§ **Records for the exercise**
====================

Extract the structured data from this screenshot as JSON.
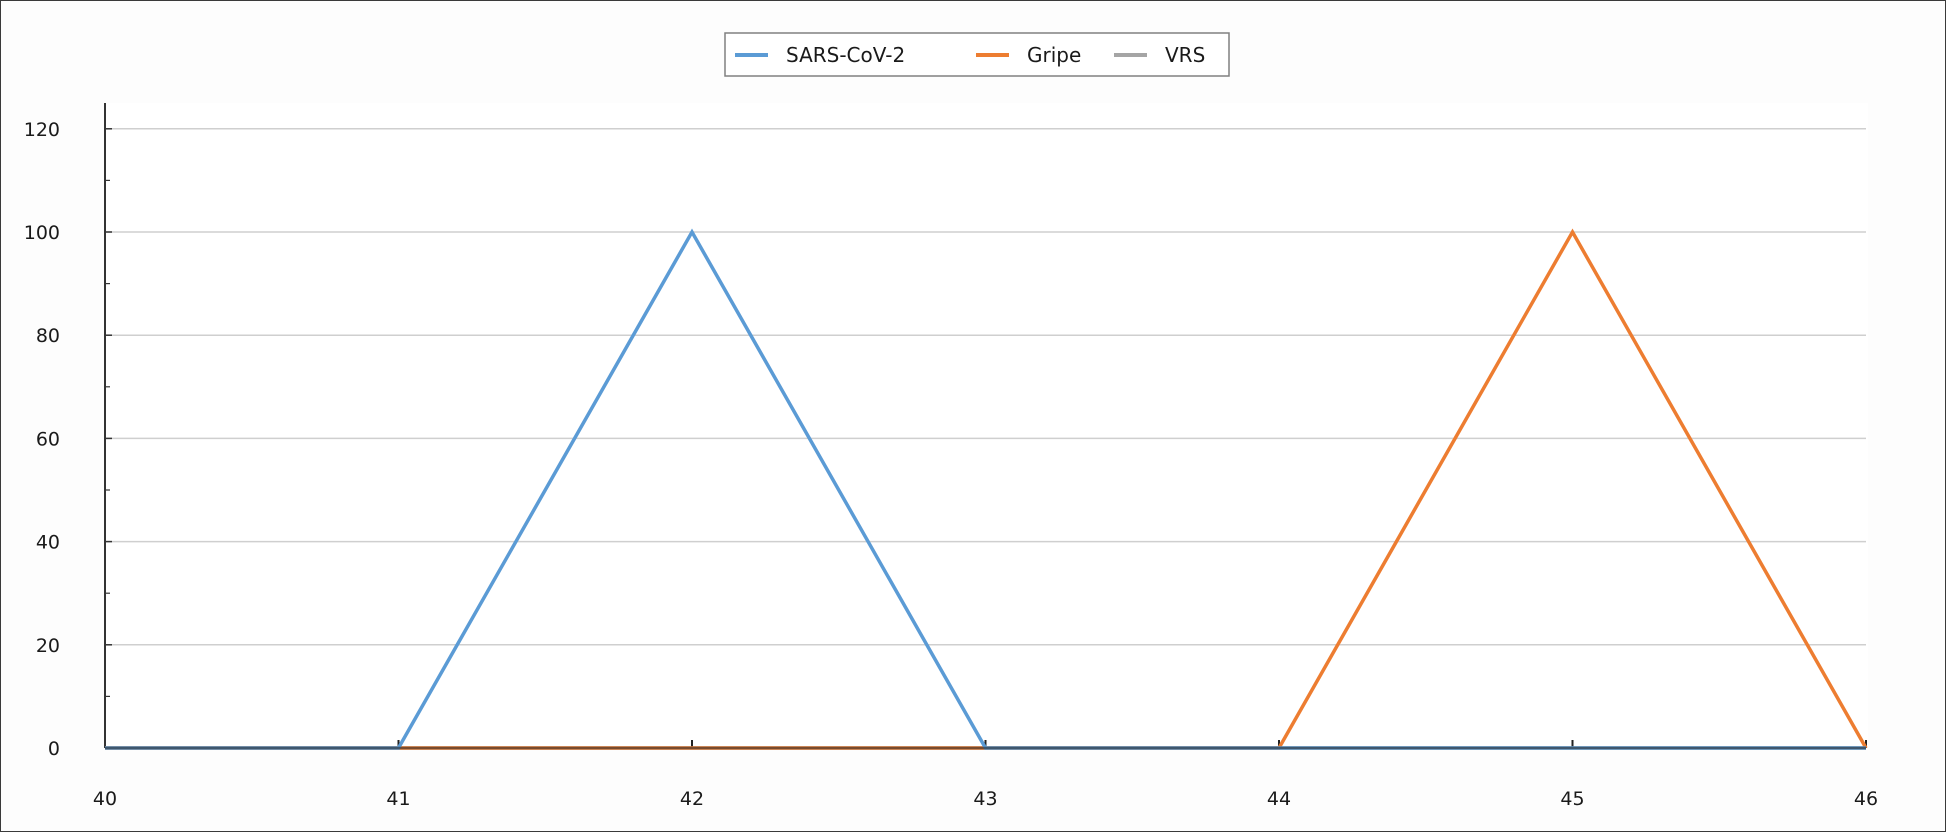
{
  "chart_data": {
    "type": "line",
    "title": "",
    "xlabel": "",
    "ylabel": "",
    "x": [
      40,
      41,
      42,
      43,
      44,
      45,
      46
    ],
    "xlim": [
      40,
      46
    ],
    "ylim": [
      0,
      125
    ],
    "x_ticks": [
      "40",
      "41",
      "42",
      "43",
      "44",
      "45",
      "46"
    ],
    "y_ticks": [
      "0",
      "20",
      "40",
      "60",
      "80",
      "100",
      "120"
    ],
    "grid": "horizontal",
    "legend_position": "top-center",
    "series": [
      {
        "name": "SARS-CoV-2",
        "color": "#5b9bd5",
        "values": [
          0,
          0,
          100,
          0,
          0,
          0,
          0
        ]
      },
      {
        "name": "Gripe",
        "color": "#ed7d31",
        "values": [
          0,
          0,
          0,
          0,
          0,
          100,
          0
        ]
      },
      {
        "name": "VRS",
        "color": "#a5a5a5",
        "values": [
          0,
          0,
          0,
          0,
          0,
          0,
          0
        ]
      }
    ]
  }
}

====================

§ **Aim of the task**
Copy out all the data without changing anything, and drop the pictures.

§ **Right answer**
Extract the structured data from this screenshot as JSON.
{
  "chart_data": {
    "type": "line",
    "title": "",
    "xlabel": "",
    "ylabel": "",
    "x": [
      40,
      41,
      42,
      43,
      44,
      45,
      46
    ],
    "xlim": [
      40,
      46
    ],
    "ylim": [
      0,
      125
    ],
    "x_ticks": [
      "40",
      "41",
      "42",
      "43",
      "44",
      "45",
      "46"
    ],
    "y_ticks": [
      "0",
      "20",
      "40",
      "60",
      "80",
      "100",
      "120"
    ],
    "grid": "horizontal",
    "legend_position": "top-center",
    "series": [
      {
        "name": "SARS-CoV-2",
        "color": "#5b9bd5",
        "values": [
          0,
          0,
          100,
          0,
          0,
          0,
          0
        ]
      },
      {
        "name": "Gripe",
        "color": "#ed7d31",
        "values": [
          0,
          0,
          0,
          0,
          0,
          100,
          0
        ]
      },
      {
        "name": "VRS",
        "color": "#a5a5a5",
        "values": [
          0,
          0,
          0,
          0,
          0,
          0,
          0
        ]
      }
    ]
  }
}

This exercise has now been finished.